─── Record extracts ───

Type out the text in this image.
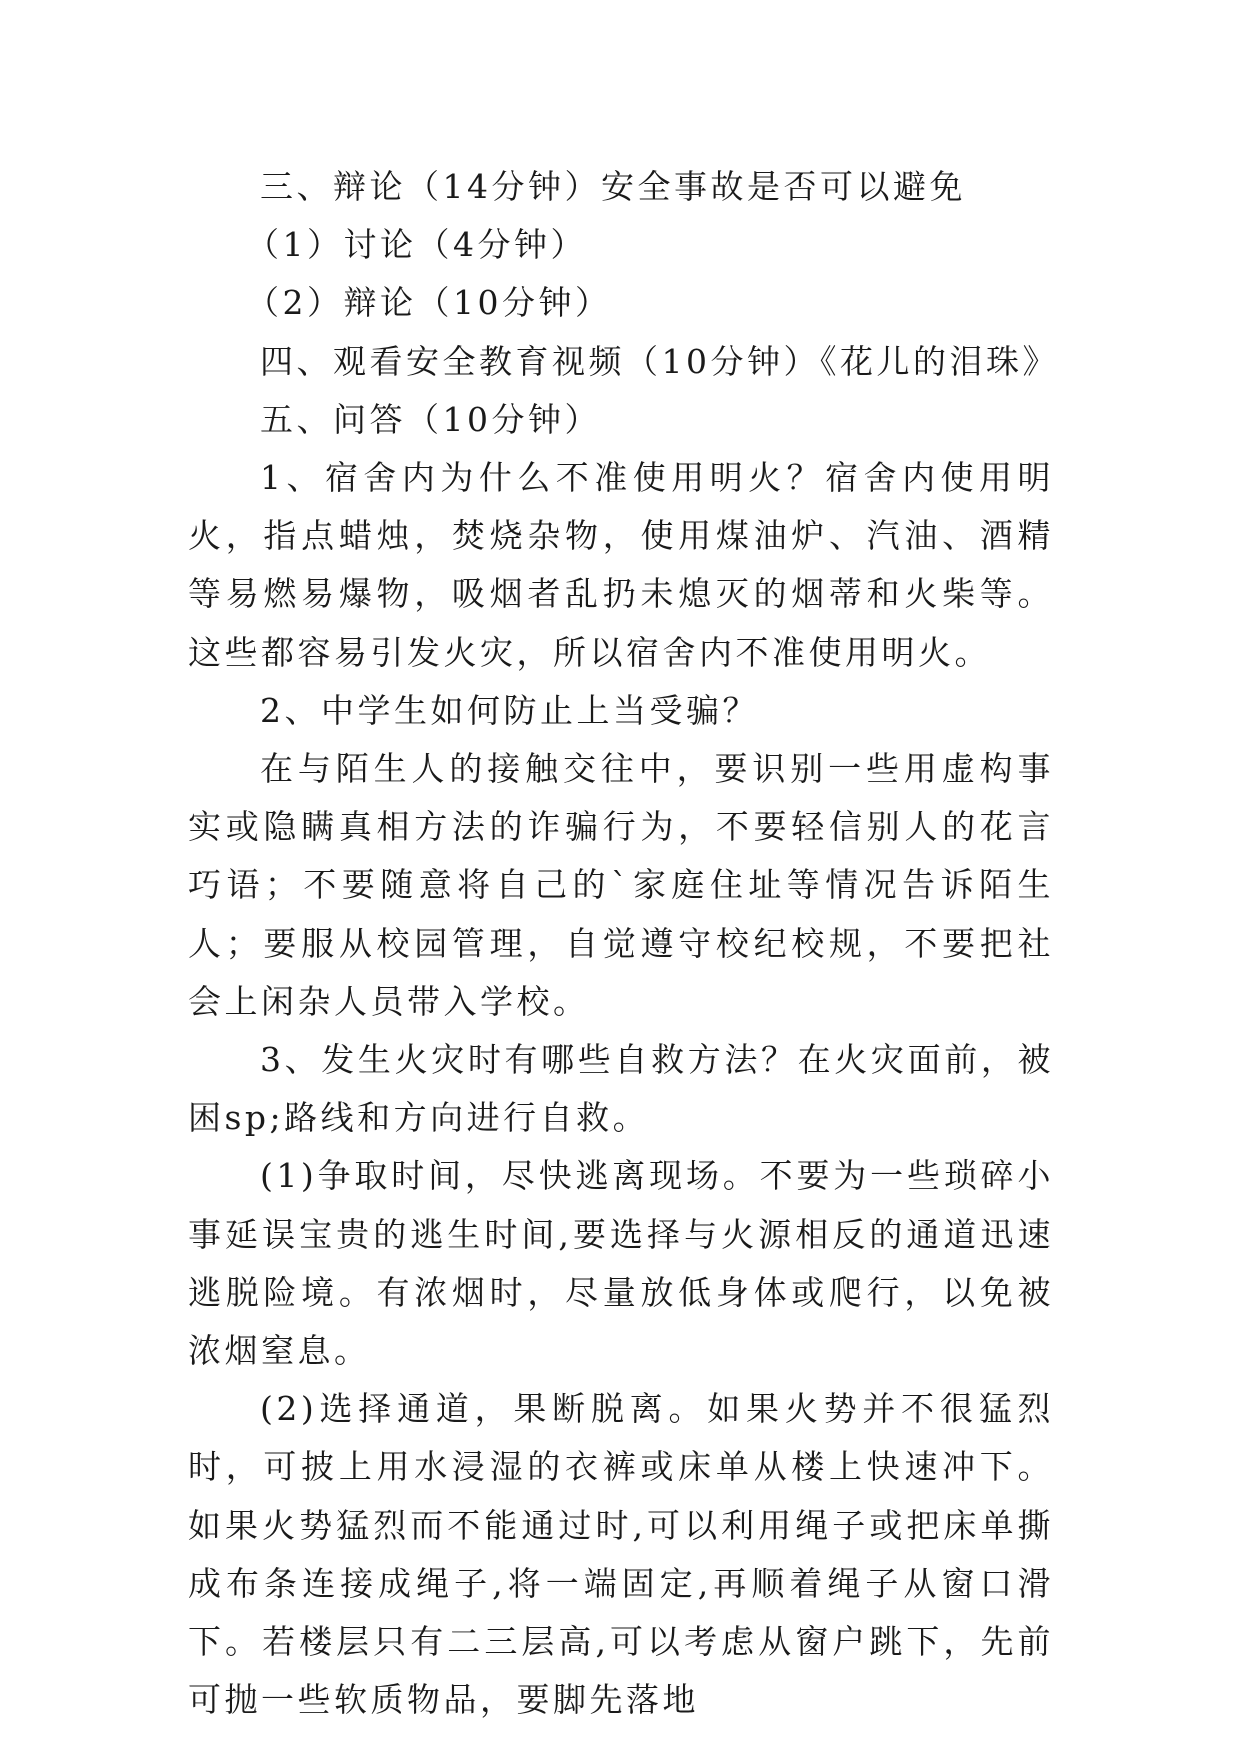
三、辩论（14分钟）安全事故是否可以避免

（1）讨论（4分钟）

（2）辩论（10分钟）

四、观看安全教育视频（10分钟）《花儿的泪珠》

五、问答（10分钟）

1、宿舍内为什么不准使用明火？宿舍内使用明火，指点蜡烛，焚烧杂物，使用煤油炉、汽油、酒精等易燃易爆物，吸烟者乱扔未熄灭的烟蒂和火柴等。这些都容易引发火灾，所以宿舍内不准使用明火。

2、中学生如何防止上当受骗？

在与陌生人的接触交往中，要识别一些用虚构事实或隐瞒真相方法的诈骗行为，不要轻信别人的花言巧语；不要随意将自己的`家庭住址等情况告诉陌生人；要服从校园管理，自觉遵守校纪校规，不要把社会上闲杂人员带入学校。

3、发生火灾时有哪些自救方法？在火灾面前，被困sp;路线和方向进行自救。

(1)争取时间，尽快逃离现场。不要为一些琐碎小事延误宝贵的逃生时间,要选择与火源相反的通道迅速逃脱险境。有浓烟时，尽量放低身体或爬行，以免被浓烟窒息。

(2)选择通道，果断脱离。如果火势并不很猛烈时，可披上用水浸湿的衣裤或床单从楼上快速冲下。如果火势猛烈而不能通过时,可以利用绳子或把床单撕成布条连接成绳子,将一端固定,再顺着绳子从窗口滑下。若楼层只有二三层高,可以考虑从窗户跳下，先前可抛一些软质物品，要脚先落地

───

▶ **Task to carry out**
Leave out the pictures and copy everything else in the records word for word.

▶ **Solution**
Type out the text in this image.
三、辩论（14分钟）安全事故是否可以避免

（1）讨论（4分钟）

（2）辩论（10分钟）

四、观看安全教育视频（10分钟）《花儿的泪珠》

五、问答（10分钟）

1、宿舍内为什么不准使用明火？宿舍内使用明火，指点蜡烛，焚烧杂物，使用煤油炉、汽油、酒精等易燃易爆物，吸烟者乱扔未熄灭的烟蒂和火柴等。这些都容易引发火灾，所以宿舍内不准使用明火。

2、中学生如何防止上当受骗？

在与陌生人的接触交往中，要识别一些用虚构事实或隐瞒真相方法的诈骗行为，不要轻信别人的花言巧语；不要随意将自己的`家庭住址等情况告诉陌生人；要服从校园管理，自觉遵守校纪校规，不要把社会上闲杂人员带入学校。

3、发生火灾时有哪些自救方法？在火灾面前，被困sp;路线和方向进行自救。

(1)争取时间，尽快逃离现场。不要为一些琐碎小事延误宝贵的逃生时间,要选择与火源相反的通道迅速逃脱险境。有浓烟时，尽量放低身体或爬行，以免被浓烟窒息。

(2)选择通道，果断脱离。如果火势并不很猛烈时，可披上用水浸湿的衣裤或床单从楼上快速冲下。如果火势猛烈而不能通过时,可以利用绳子或把床单撕成布条连接成绳子,将一端固定,再顺着绳子从窗口滑下。若楼层只有二三层高,可以考虑从窗户跳下，先前可抛一些软质物品，要脚先落地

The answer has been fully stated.